** Information given **
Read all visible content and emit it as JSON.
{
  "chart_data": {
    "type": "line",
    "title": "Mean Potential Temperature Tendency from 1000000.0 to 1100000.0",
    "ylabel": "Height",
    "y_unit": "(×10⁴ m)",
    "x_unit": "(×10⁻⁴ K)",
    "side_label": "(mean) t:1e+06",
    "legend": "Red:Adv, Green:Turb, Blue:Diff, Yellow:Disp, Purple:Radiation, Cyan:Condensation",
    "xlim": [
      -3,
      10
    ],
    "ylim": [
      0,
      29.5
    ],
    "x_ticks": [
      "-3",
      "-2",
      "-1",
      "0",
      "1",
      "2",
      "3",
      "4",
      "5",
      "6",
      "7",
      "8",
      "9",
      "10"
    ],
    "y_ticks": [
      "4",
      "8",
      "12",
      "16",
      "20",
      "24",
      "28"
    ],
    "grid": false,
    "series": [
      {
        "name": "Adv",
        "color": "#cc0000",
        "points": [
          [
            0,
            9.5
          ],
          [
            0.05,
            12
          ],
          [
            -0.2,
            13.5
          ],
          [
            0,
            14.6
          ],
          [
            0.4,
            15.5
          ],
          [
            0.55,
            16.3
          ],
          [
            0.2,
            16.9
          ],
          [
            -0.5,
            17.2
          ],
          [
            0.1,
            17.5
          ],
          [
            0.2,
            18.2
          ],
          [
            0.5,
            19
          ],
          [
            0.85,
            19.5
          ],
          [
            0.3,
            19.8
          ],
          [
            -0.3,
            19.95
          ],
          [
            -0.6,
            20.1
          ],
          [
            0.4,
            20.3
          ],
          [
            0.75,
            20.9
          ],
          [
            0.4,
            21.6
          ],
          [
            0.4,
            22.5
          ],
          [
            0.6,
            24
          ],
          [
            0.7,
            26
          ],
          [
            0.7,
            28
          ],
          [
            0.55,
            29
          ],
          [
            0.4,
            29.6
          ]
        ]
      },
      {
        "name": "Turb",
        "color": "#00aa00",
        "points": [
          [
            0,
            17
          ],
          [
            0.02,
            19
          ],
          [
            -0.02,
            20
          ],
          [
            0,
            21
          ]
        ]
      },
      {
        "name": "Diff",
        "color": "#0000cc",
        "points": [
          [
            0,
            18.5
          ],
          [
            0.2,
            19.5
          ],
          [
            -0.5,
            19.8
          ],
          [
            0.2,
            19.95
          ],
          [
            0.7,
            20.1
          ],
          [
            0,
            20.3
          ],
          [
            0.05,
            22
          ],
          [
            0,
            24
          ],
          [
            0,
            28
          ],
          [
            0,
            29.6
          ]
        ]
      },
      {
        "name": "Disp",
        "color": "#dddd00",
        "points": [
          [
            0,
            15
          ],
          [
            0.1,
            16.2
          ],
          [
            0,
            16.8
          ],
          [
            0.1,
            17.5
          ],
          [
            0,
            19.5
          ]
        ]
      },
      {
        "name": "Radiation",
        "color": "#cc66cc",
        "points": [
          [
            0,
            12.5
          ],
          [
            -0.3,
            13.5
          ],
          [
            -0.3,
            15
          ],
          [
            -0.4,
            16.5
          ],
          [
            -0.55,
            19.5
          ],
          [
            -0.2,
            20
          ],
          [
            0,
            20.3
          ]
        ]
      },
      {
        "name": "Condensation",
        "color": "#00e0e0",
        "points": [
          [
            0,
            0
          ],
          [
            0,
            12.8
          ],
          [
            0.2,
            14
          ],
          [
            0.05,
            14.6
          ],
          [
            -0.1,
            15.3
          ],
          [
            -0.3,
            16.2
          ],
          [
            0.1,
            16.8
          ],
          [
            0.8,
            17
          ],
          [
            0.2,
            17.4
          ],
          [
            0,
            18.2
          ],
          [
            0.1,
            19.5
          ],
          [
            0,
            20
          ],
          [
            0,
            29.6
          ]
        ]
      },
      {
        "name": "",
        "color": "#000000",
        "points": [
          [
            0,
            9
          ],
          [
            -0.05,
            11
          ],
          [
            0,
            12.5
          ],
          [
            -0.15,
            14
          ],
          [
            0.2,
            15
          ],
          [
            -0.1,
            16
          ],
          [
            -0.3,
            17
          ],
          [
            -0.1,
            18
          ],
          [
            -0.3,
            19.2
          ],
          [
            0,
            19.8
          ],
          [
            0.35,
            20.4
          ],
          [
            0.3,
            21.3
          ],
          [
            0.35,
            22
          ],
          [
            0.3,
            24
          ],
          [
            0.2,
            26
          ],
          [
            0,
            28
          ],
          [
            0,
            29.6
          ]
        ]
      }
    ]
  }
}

** The request **
Look through the data and gather every line with the string "name" in it.

** Exercise response **
        "name": "Adv",
        "name": "Turb",
        "name": "Diff",
        "name": "Disp",
        "name": "Radiation",
        "name": "Condensation",
        "name": "",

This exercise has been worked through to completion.